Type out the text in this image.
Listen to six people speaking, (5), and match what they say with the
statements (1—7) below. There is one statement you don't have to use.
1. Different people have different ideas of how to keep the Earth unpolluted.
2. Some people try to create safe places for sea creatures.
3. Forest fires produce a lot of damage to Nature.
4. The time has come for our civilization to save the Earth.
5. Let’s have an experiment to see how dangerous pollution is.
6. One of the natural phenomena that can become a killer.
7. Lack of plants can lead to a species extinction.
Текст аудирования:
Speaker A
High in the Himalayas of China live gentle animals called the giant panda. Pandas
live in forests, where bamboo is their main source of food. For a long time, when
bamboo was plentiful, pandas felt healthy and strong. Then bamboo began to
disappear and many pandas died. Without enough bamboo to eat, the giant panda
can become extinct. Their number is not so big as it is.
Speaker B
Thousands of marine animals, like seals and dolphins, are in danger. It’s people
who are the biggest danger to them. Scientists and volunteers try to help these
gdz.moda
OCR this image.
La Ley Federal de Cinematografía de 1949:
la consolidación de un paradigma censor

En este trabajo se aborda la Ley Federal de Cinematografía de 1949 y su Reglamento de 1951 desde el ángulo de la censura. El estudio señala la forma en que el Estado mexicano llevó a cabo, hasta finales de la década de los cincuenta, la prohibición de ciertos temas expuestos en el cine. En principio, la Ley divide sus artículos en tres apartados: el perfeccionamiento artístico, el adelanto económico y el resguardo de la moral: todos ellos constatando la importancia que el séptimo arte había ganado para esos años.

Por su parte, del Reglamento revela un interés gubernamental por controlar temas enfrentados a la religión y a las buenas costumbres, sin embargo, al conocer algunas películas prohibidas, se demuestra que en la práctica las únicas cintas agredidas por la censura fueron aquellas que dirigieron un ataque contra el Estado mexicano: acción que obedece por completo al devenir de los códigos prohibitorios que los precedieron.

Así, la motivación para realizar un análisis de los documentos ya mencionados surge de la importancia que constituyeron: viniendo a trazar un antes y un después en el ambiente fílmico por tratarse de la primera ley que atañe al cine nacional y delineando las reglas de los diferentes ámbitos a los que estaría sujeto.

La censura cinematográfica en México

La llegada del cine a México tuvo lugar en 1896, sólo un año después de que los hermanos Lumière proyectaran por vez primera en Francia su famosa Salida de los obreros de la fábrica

______________________________

EXERCISE GOAL
Each line above must be reproduced exactly as it stands.

RESULT FOR THIS TASK
Type out the text in this image.
Listen to six people speaking, (5), and match what they say with the
statements (1—7) below. There is one statement you don't have to use.
1. Different people have different ideas of how to keep the Earth unpolluted.
2. Some people try to create safe places for sea creatures.
3. Forest fires produce a lot of damage to Nature.
4. The time has come for our civilization to save the Earth.
5. Let’s have an experiment to see how dangerous pollution is.
6. One of the natural phenomena that can become a killer.
7. Lack of plants can lead to a species extinction.
Текст аудирования:
Speaker A
High in the Himalayas of China live gentle animals called the giant panda. Pandas
live in forests, where bamboo is their main source of food. For a long time, when
bamboo was plentiful, pandas felt healthy and strong. Then bamboo began to
disappear and many pandas died. Without enough bamboo to eat, the giant panda
can become extinct. Their number is not so big as it is.
Speaker B
Thousands of marine animals, like seals and dolphins, are in danger. It’s people
who are the biggest danger to them. Scientists and volunteers try to help these
gdz.moda
OCR this image.
La Ley Federal de Cinematografía de 1949:
la consolidación de un paradigma censor

En este trabajo se aborda la Ley Federal de Cinematografía de 1949 y su Reglamento de 1951 desde el ángulo de la censura. El estudio señala la forma en que el Estado mexicano llevó a cabo, hasta finales de la década de los cincuenta, la prohibición de ciertos temas expuestos en el cine. En principio, la Ley divide sus artículos en tres apartados: el perfeccionamiento artístico, el adelanto económico y el resguardo de la moral: todos ellos constatando la importancia que el séptimo arte había ganado para esos años.

Por su parte, del Reglamento revela un interés gubernamental por controlar temas enfrentados a la religión y a las buenas costumbres, sin embargo, al conocer algunas películas prohibidas, se demuestra que en la práctica las únicas cintas agredidas por la censura fueron aquellas que dirigieron un ataque contra el Estado mexicano: acción que obedece por completo al devenir de los códigos prohibitorios que los precedieron.

Así, la motivación para realizar un análisis de los documentos ya mencionados surge de la importancia que constituyeron: viniendo a trazar un antes y un después en el ambiente fílmico por tratarse de la primera ley que atañe al cine nacional y delineando las reglas de los diferentes ámbitos a los que estaría sujeto.

La censura cinematográfica en México

La llegada del cine a México tuvo lugar en 1896, sólo un año después de que los hermanos Lumière proyectaran por vez primera en Francia su famosa Salida de los obreros de la fábrica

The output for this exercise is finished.